=== What you need to do ===
Select the lines that contain "representation" and copy each of them.
--------------------
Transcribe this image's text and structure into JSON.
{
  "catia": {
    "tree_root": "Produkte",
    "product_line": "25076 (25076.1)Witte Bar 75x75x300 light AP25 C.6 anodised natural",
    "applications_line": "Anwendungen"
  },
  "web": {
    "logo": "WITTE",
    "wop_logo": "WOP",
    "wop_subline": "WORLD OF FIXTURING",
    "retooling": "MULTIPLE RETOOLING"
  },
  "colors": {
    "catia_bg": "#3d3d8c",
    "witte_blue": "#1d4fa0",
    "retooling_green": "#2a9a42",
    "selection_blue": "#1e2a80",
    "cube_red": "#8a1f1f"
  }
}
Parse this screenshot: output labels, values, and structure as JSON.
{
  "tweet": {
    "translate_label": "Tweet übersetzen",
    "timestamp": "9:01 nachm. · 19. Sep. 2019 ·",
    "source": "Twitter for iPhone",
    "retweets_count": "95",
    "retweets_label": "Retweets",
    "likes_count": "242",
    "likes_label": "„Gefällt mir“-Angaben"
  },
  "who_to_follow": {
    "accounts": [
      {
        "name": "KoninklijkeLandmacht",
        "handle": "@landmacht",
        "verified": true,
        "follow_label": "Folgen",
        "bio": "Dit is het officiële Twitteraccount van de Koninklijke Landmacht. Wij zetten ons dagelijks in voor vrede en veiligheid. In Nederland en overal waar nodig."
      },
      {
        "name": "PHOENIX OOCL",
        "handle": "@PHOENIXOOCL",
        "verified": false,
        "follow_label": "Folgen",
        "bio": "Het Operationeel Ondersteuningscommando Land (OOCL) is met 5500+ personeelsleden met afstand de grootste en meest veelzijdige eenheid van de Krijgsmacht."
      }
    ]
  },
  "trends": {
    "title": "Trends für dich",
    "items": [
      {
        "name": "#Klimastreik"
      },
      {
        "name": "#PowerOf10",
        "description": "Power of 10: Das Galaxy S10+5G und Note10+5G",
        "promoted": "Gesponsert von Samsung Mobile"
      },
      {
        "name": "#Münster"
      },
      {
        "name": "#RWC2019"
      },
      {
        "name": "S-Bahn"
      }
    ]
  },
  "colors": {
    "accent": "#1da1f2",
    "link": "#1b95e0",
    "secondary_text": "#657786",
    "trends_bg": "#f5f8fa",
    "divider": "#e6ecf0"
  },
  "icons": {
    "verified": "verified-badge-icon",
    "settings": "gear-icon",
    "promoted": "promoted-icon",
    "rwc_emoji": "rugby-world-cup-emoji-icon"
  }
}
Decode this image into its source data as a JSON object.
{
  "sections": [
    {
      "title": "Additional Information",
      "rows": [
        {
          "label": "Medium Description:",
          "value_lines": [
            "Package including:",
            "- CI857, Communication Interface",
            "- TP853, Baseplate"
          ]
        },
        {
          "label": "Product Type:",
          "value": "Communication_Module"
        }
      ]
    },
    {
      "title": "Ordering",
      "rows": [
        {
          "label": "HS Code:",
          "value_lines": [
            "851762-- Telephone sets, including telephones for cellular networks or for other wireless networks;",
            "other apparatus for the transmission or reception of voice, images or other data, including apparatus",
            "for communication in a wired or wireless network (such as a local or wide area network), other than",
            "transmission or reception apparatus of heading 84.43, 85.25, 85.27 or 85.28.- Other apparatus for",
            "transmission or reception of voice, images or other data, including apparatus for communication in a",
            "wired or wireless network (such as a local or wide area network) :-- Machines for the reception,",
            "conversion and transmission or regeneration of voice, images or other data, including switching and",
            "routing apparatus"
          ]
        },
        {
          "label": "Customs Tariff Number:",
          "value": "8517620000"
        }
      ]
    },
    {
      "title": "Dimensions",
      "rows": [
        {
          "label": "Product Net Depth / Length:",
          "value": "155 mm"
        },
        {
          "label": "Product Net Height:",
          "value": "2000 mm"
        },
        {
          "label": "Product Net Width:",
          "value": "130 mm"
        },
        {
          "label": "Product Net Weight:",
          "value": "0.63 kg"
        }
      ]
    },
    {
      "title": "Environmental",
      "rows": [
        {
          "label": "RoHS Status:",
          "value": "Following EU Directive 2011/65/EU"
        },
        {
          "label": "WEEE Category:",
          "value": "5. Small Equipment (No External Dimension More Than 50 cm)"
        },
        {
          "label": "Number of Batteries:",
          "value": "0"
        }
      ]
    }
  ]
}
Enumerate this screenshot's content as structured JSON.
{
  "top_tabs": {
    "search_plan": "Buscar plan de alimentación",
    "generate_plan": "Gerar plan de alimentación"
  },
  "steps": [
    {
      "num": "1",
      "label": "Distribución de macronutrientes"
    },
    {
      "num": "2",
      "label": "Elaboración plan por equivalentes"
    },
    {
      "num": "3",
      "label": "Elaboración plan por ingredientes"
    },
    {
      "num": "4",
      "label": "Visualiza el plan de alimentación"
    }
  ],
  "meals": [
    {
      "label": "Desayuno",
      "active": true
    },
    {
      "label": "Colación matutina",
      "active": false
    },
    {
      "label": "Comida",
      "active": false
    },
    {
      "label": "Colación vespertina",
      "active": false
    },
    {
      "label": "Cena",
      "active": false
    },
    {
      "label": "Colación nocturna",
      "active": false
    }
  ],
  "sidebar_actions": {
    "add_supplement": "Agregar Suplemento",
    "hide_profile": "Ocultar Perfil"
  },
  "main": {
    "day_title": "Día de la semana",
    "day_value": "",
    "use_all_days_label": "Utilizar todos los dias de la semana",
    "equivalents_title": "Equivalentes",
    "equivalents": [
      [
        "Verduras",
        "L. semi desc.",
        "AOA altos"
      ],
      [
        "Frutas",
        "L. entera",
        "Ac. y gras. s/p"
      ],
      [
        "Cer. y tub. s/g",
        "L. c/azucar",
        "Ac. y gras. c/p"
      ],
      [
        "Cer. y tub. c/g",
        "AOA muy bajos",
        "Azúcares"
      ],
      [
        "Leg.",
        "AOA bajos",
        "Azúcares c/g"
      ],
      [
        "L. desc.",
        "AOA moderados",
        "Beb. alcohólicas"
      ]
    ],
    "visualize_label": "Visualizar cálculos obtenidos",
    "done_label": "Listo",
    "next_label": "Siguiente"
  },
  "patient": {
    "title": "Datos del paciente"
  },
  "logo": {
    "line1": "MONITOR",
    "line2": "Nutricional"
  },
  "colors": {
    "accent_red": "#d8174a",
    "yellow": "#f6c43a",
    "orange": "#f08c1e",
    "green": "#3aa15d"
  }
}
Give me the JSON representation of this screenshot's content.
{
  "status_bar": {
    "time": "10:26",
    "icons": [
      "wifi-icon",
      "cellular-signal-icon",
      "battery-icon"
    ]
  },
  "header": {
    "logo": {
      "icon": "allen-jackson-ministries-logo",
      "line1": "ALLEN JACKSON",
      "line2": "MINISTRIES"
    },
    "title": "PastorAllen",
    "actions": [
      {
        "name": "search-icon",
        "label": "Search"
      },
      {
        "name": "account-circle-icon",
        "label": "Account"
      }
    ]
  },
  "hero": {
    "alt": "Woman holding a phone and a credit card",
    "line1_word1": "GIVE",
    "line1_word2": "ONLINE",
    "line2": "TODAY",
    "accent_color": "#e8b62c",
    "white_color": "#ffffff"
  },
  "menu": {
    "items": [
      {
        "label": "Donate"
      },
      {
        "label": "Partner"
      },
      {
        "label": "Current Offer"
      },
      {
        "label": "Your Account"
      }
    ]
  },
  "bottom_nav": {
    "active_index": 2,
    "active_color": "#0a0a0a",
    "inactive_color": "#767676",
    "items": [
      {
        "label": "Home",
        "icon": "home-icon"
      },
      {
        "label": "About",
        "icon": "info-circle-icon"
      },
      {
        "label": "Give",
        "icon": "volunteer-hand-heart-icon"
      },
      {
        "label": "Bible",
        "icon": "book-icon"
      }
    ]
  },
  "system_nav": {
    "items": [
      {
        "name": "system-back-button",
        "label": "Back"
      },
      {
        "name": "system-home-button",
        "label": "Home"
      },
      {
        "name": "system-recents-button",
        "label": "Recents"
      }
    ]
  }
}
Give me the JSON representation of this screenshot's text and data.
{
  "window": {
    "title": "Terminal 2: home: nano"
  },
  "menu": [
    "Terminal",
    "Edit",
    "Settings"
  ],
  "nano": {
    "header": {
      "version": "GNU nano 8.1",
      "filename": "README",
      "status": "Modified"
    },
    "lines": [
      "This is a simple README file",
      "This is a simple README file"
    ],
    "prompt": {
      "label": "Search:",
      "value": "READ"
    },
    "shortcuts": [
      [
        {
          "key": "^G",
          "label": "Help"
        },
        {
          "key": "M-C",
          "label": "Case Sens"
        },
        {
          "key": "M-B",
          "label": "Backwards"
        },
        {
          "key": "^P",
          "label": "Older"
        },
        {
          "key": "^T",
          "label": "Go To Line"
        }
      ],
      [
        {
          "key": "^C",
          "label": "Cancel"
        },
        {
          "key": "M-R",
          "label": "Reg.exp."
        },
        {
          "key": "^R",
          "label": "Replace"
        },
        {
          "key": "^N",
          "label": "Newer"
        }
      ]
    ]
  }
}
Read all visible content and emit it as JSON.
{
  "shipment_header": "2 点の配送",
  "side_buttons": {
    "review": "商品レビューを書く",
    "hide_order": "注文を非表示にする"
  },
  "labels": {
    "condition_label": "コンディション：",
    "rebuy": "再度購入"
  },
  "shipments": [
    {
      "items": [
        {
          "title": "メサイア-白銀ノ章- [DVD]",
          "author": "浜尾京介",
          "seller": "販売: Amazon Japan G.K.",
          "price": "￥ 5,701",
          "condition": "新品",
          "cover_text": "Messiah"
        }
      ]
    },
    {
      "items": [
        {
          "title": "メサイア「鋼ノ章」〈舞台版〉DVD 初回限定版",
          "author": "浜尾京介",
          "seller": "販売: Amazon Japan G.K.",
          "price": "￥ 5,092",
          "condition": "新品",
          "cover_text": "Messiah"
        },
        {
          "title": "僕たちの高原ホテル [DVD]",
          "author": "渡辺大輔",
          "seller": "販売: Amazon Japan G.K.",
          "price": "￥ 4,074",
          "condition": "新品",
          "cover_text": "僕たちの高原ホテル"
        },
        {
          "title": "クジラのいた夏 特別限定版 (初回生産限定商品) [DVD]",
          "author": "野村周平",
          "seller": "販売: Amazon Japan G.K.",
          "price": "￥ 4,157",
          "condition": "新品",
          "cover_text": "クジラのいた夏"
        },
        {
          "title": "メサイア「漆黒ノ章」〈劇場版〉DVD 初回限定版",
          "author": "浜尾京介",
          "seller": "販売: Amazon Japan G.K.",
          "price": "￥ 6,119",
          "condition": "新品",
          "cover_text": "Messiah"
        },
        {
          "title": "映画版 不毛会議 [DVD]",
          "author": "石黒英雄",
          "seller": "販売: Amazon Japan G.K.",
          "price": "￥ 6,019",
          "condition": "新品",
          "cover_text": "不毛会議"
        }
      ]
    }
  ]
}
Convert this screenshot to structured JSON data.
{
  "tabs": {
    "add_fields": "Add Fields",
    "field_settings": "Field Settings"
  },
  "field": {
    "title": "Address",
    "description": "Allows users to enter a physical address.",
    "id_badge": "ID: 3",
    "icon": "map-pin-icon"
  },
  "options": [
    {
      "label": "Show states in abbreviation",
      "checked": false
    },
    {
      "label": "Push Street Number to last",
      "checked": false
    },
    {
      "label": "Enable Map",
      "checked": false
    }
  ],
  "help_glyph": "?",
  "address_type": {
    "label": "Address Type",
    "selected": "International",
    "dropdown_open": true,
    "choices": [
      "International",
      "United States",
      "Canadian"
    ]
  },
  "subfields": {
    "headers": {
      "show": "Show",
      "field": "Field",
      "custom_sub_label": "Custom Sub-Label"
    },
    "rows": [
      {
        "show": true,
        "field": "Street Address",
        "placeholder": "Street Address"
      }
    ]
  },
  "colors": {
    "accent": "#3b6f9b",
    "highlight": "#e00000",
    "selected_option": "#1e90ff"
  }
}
--------------------
=== Answer below ===
Give me the JSON representation of this screenshot's content.
Give me the JSON representation of this screenshot's text and data.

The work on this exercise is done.